:: Exercise description ::
How many of the lines below hold the word "median"? Answer only with the number.

:: Recorded information ::
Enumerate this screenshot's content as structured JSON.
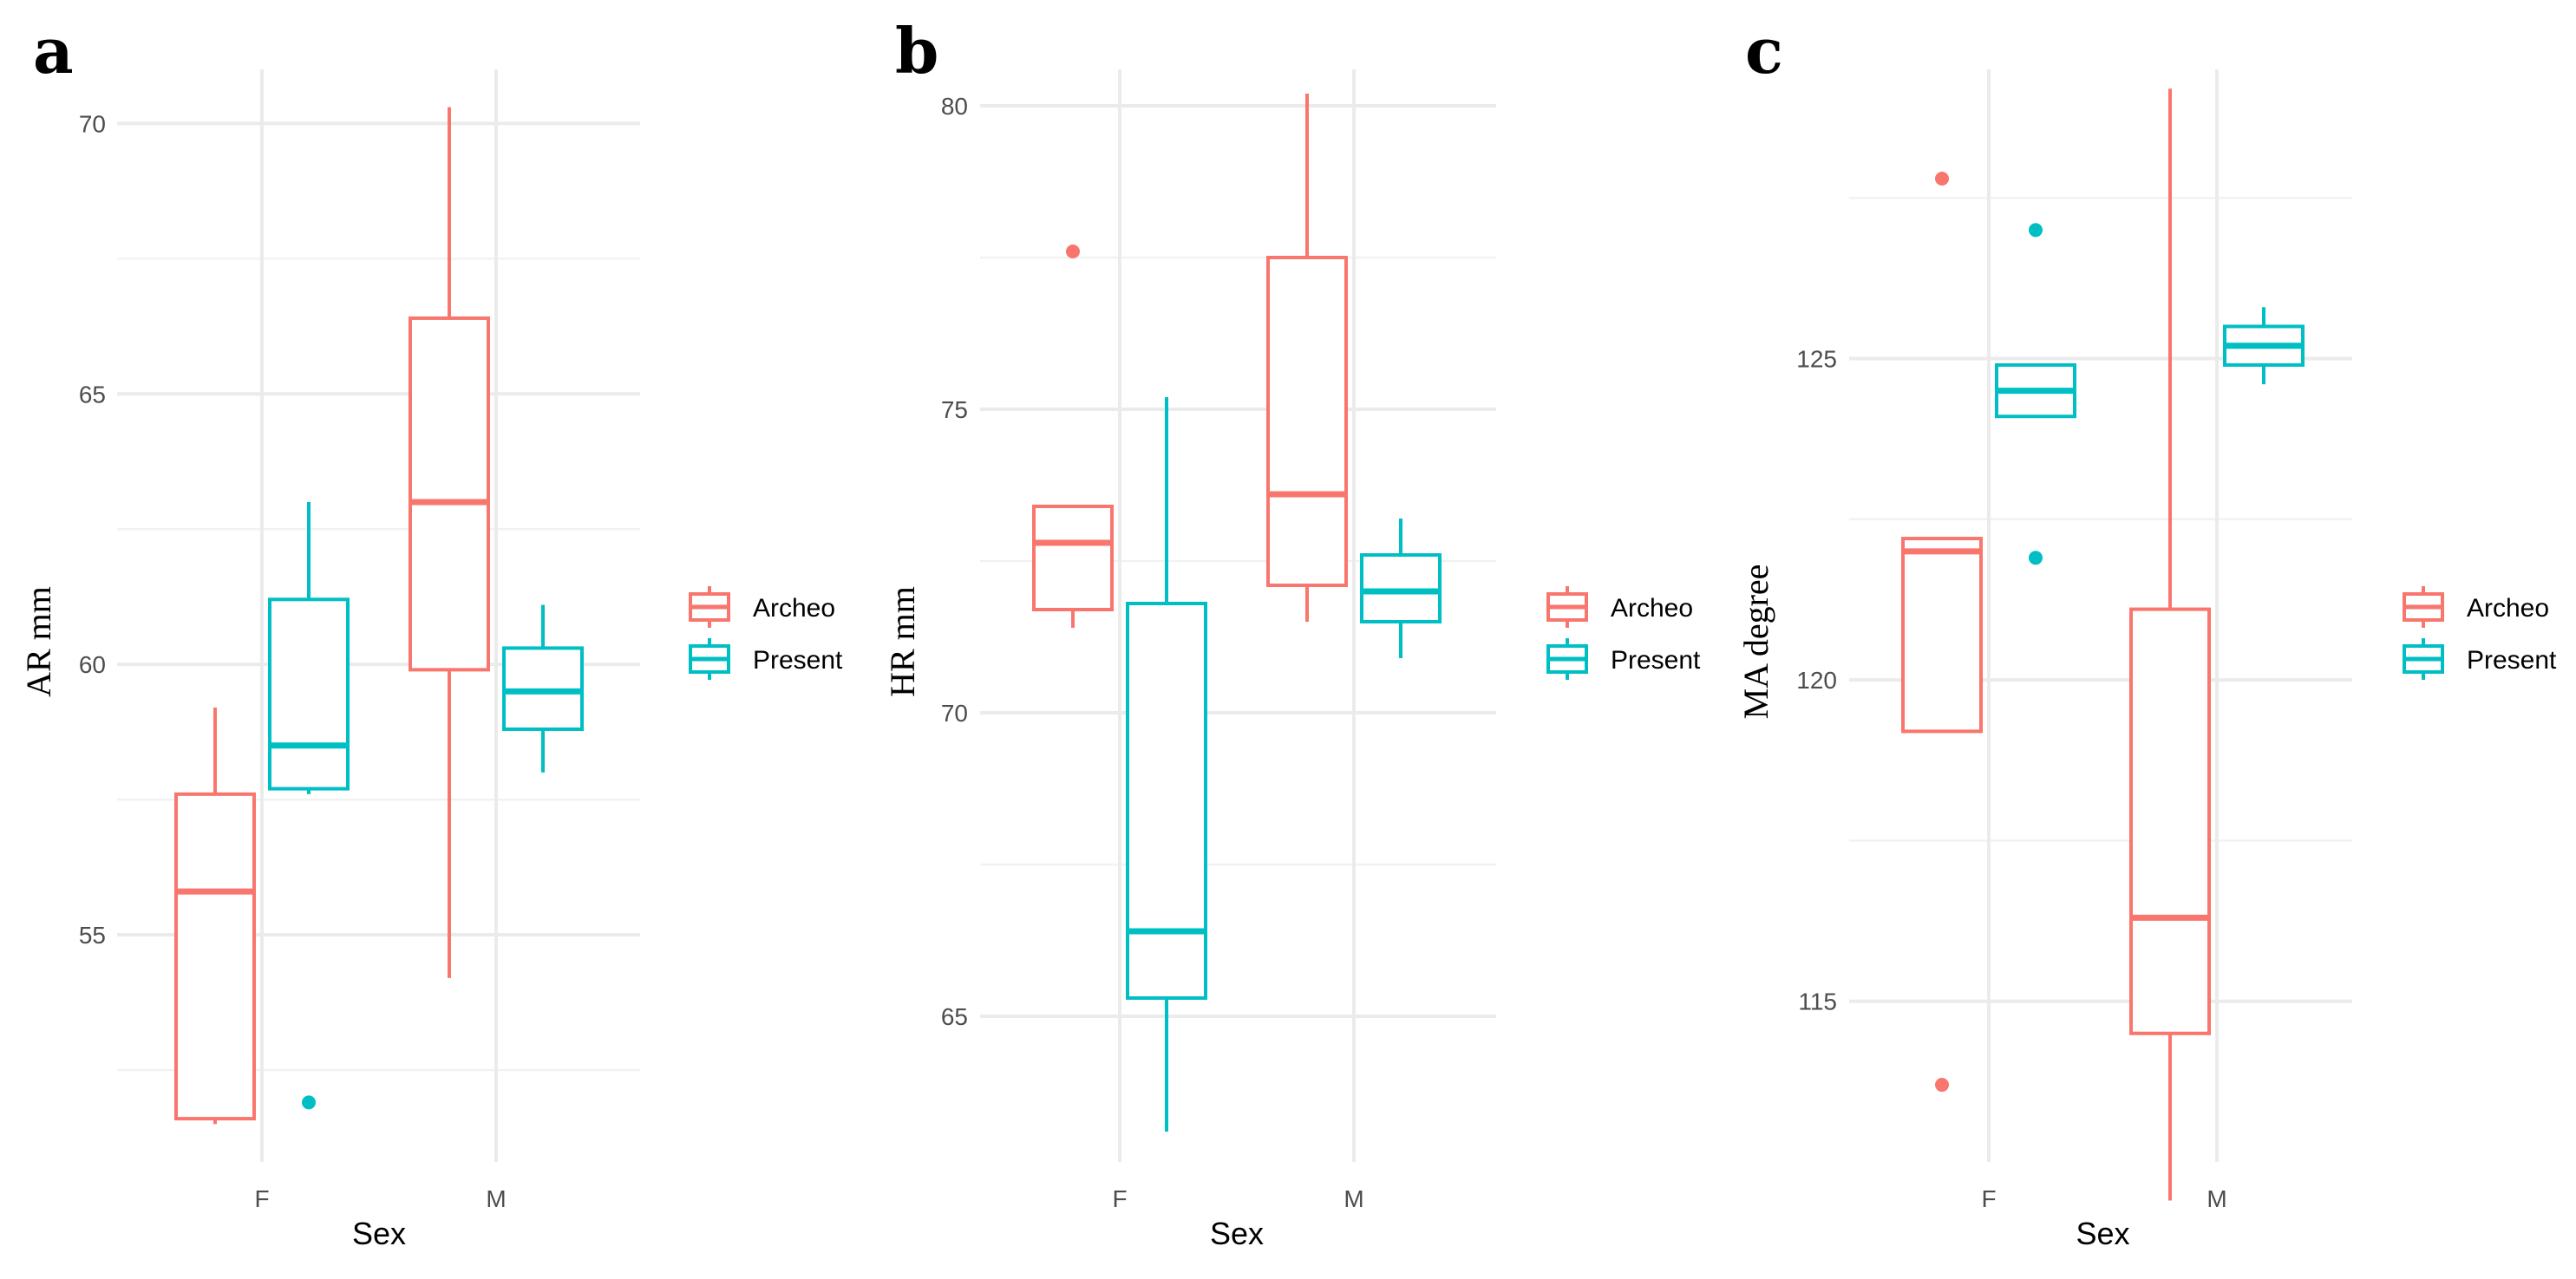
{
  "colors": {
    "archeo": "#F8766D",
    "present": "#00BFC4"
  },
  "legend": [
    {
      "label": "Archeo",
      "color": "#F8766D"
    },
    {
      "label": "Present",
      "color": "#00BFC4"
    }
  ],
  "chart_data": [
    {
      "panel": "a",
      "type": "box",
      "xlabel": "Sex",
      "ylabel": "AR mm",
      "categories": [
        "F",
        "M"
      ],
      "ylim": [
        50.8,
        71.0
      ],
      "yticks": [
        55,
        60,
        65,
        70
      ],
      "grid": true,
      "legend_position": "right",
      "series": [
        {
          "name": "Archeo",
          "color": "#F8766D",
          "boxes": [
            {
              "category": "F",
              "whisker_low": 51.5,
              "q1": 51.6,
              "median": 55.8,
              "q3": 57.6,
              "whisker_high": 59.2,
              "outliers": []
            },
            {
              "category": "M",
              "whisker_low": 54.2,
              "q1": 59.9,
              "median": 63.0,
              "q3": 66.4,
              "whisker_high": 70.3,
              "outliers": []
            }
          ]
        },
        {
          "name": "Present",
          "color": "#00BFC4",
          "boxes": [
            {
              "category": "F",
              "whisker_low": 57.6,
              "q1": 57.7,
              "median": 58.5,
              "q3": 61.2,
              "whisker_high": 63.0,
              "outliers": [
                51.9
              ]
            },
            {
              "category": "M",
              "whisker_low": 58.0,
              "q1": 58.8,
              "median": 59.5,
              "q3": 60.3,
              "whisker_high": 61.1,
              "outliers": []
            }
          ]
        }
      ]
    },
    {
      "panel": "b",
      "type": "box",
      "xlabel": "Sex",
      "ylabel": "HR mm",
      "categories": [
        "F",
        "M"
      ],
      "ylim": [
        62.6,
        80.6
      ],
      "yticks": [
        65,
        70,
        75,
        80
      ],
      "grid": true,
      "legend_position": "right",
      "series": [
        {
          "name": "Archeo",
          "color": "#F8766D",
          "boxes": [
            {
              "category": "F",
              "whisker_low": 71.4,
              "q1": 71.7,
              "median": 72.8,
              "q3": 73.4,
              "whisker_high": 73.4,
              "outliers": [
                77.6
              ]
            },
            {
              "category": "M",
              "whisker_low": 71.5,
              "q1": 72.1,
              "median": 73.6,
              "q3": 77.5,
              "whisker_high": 80.2,
              "outliers": []
            }
          ]
        },
        {
          "name": "Present",
          "color": "#00BFC4",
          "boxes": [
            {
              "category": "F",
              "whisker_low": 63.1,
              "q1": 65.3,
              "median": 66.4,
              "q3": 71.8,
              "whisker_high": 75.2,
              "outliers": []
            },
            {
              "category": "M",
              "whisker_low": 70.9,
              "q1": 71.5,
              "median": 72.0,
              "q3": 72.6,
              "whisker_high": 73.2,
              "outliers": []
            }
          ]
        }
      ]
    },
    {
      "panel": "c",
      "type": "box",
      "xlabel": "Sex",
      "ylabel": "MA degree",
      "categories": [
        "F",
        "M"
      ],
      "ylim": [
        112.5,
        129.5
      ],
      "yticks": [
        115,
        120,
        125
      ],
      "grid": true,
      "legend_position": "right",
      "series": [
        {
          "name": "Archeo",
          "color": "#F8766D",
          "boxes": [
            {
              "category": "F",
              "whisker_low": 119.2,
              "q1": 119.2,
              "median": 122.0,
              "q3": 122.2,
              "whisker_high": 122.2,
              "outliers": [
                127.8,
                113.7
              ]
            },
            {
              "category": "M",
              "whisker_low": 111.9,
              "q1": 114.5,
              "median": 116.3,
              "q3": 121.1,
              "whisker_high": 129.2,
              "outliers": []
            }
          ]
        },
        {
          "name": "Present",
          "color": "#00BFC4",
          "boxes": [
            {
              "category": "F",
              "whisker_low": 124.1,
              "q1": 124.1,
              "median": 124.5,
              "q3": 124.9,
              "whisker_high": 124.9,
              "outliers": [
                127.0,
                121.9
              ]
            },
            {
              "category": "M",
              "whisker_low": 124.6,
              "q1": 124.9,
              "median": 125.2,
              "q3": 125.5,
              "whisker_high": 125.8,
              "outliers": []
            }
          ]
        }
      ]
    }
  ]
}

:: Response ::
12